»»

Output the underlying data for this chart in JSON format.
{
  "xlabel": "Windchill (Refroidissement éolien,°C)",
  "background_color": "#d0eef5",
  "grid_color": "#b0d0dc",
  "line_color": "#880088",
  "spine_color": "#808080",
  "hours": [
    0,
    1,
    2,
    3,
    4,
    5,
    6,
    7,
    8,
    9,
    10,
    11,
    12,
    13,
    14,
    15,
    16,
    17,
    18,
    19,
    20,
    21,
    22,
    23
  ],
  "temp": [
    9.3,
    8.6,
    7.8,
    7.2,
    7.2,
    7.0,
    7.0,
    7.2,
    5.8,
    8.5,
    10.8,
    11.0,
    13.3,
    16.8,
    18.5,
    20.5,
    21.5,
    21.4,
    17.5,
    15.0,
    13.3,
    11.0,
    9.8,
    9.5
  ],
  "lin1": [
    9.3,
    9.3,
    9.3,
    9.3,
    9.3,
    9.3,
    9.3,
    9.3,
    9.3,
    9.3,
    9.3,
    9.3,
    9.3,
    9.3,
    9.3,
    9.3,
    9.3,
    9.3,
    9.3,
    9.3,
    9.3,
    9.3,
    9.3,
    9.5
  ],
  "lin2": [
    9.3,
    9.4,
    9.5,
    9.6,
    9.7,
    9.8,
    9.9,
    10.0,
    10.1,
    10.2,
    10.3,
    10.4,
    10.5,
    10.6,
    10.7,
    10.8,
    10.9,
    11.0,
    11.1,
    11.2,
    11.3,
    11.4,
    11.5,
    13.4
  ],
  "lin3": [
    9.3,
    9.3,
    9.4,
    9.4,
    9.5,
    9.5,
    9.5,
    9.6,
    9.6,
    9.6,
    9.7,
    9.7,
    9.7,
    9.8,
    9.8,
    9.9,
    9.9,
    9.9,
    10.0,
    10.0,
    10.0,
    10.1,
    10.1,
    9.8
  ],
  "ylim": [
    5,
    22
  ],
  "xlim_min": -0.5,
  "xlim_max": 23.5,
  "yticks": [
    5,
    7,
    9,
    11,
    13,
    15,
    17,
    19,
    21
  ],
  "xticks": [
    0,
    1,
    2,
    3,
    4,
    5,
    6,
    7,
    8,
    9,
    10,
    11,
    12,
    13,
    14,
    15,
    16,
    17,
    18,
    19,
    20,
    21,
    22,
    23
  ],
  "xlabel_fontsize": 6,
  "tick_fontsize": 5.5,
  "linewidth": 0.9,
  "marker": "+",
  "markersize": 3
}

««
»»

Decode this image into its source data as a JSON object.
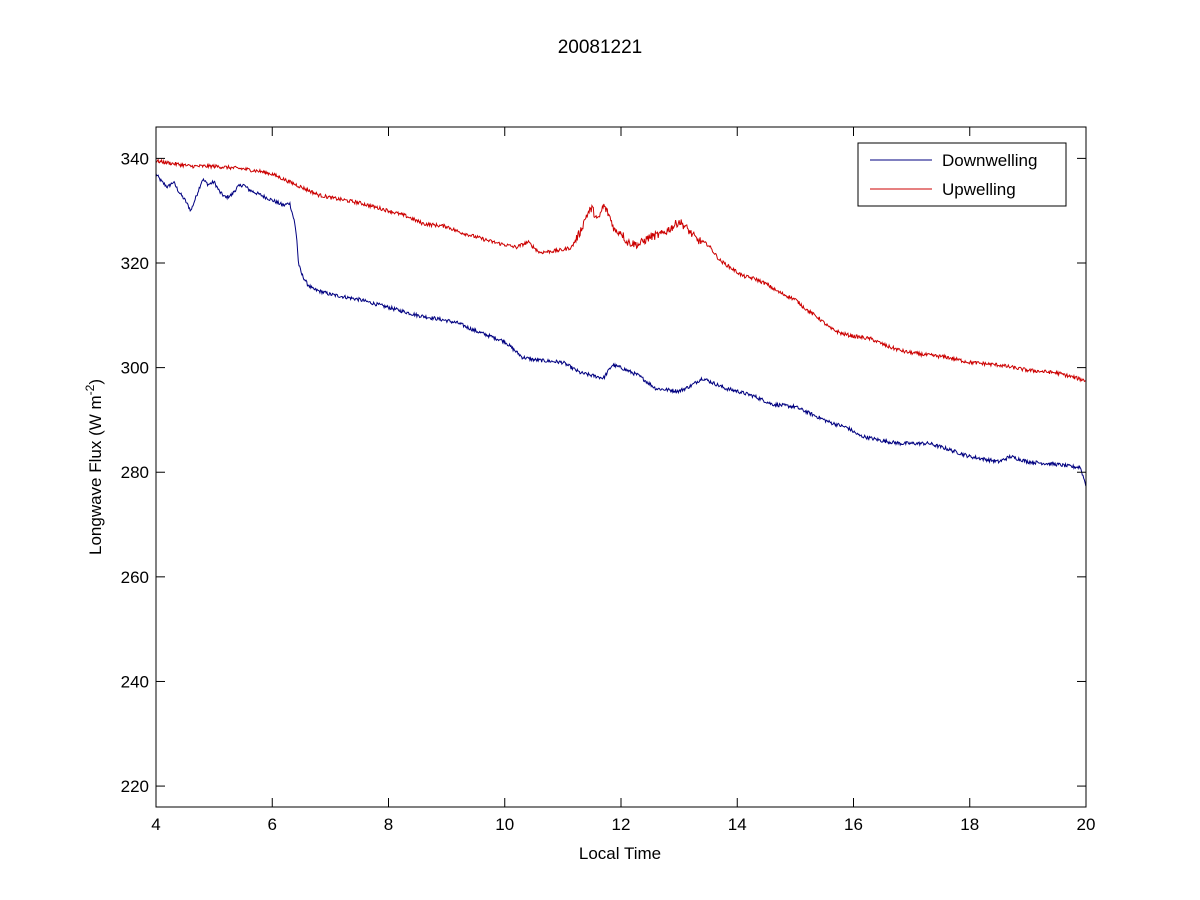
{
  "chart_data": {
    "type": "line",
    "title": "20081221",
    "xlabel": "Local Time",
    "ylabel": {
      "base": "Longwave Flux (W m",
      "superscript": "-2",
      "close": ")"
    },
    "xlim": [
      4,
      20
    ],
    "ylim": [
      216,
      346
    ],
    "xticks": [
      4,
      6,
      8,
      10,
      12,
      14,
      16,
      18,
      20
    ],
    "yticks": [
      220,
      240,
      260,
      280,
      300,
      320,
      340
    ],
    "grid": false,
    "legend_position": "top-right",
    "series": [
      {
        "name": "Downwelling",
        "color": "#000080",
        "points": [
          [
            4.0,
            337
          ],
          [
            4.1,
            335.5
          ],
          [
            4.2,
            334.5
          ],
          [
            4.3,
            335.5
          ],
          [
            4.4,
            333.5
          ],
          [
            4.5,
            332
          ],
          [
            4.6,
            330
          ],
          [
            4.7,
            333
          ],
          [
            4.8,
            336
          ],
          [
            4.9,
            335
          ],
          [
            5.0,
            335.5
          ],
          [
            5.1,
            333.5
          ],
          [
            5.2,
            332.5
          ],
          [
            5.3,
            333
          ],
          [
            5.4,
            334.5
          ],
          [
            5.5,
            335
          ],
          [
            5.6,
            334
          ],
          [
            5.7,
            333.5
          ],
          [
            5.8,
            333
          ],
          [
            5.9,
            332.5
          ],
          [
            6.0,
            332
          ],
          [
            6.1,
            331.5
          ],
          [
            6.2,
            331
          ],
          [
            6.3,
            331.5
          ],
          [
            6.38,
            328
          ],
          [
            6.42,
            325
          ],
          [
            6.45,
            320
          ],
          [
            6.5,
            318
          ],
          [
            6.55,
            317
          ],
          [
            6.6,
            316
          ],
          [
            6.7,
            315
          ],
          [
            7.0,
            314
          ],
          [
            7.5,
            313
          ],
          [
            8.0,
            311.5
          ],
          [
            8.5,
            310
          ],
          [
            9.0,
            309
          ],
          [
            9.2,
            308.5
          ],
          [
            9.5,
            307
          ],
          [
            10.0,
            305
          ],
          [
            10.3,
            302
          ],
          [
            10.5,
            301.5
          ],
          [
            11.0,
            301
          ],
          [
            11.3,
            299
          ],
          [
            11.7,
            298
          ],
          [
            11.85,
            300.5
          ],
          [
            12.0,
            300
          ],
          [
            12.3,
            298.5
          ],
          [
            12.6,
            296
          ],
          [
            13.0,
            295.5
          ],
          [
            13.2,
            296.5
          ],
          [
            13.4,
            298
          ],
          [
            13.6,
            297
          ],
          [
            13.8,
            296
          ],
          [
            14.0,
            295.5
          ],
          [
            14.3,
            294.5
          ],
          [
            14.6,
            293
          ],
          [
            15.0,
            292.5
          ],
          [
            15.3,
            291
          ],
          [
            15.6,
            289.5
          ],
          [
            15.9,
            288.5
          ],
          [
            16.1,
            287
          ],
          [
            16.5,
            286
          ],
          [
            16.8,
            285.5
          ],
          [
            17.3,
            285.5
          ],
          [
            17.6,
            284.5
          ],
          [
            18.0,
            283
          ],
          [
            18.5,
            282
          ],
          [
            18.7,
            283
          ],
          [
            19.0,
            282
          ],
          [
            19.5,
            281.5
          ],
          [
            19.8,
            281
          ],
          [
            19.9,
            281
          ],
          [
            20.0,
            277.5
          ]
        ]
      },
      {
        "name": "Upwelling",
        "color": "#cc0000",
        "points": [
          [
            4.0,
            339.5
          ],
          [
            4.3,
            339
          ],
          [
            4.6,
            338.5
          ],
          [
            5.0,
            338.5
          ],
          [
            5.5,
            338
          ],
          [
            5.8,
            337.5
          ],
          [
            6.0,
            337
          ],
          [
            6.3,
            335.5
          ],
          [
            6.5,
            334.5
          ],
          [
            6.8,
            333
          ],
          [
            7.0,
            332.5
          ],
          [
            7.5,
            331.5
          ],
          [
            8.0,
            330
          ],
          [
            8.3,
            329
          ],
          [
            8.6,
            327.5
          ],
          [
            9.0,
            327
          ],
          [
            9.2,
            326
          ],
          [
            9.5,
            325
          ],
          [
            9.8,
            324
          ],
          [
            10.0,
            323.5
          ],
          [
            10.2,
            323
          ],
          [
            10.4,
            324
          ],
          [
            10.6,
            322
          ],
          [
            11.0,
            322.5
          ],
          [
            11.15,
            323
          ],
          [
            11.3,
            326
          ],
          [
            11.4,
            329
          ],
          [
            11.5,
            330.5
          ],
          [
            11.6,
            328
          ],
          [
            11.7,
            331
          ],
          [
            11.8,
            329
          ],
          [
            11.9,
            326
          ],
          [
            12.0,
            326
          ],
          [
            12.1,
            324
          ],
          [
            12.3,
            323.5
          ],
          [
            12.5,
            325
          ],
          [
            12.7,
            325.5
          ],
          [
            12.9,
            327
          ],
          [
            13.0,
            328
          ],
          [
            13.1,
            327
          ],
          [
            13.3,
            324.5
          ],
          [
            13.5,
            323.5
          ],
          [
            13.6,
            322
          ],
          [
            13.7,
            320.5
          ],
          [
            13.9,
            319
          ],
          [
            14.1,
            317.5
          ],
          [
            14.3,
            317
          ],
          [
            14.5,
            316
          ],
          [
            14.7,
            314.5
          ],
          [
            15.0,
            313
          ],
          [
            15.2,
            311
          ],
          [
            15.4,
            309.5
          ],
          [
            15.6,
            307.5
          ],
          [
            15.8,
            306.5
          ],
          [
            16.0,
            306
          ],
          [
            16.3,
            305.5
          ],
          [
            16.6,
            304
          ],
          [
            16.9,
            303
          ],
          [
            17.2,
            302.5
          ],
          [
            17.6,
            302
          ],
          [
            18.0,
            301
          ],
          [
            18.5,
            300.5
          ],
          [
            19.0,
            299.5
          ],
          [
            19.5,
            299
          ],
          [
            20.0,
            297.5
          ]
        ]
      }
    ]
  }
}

««

DO THIS: Extract lines where the string "JSON" occurs.

RESULT FOR THIS TASK:
Output the underlying data for this chart in JSON format.
Decode this image into its source data as a JSON object.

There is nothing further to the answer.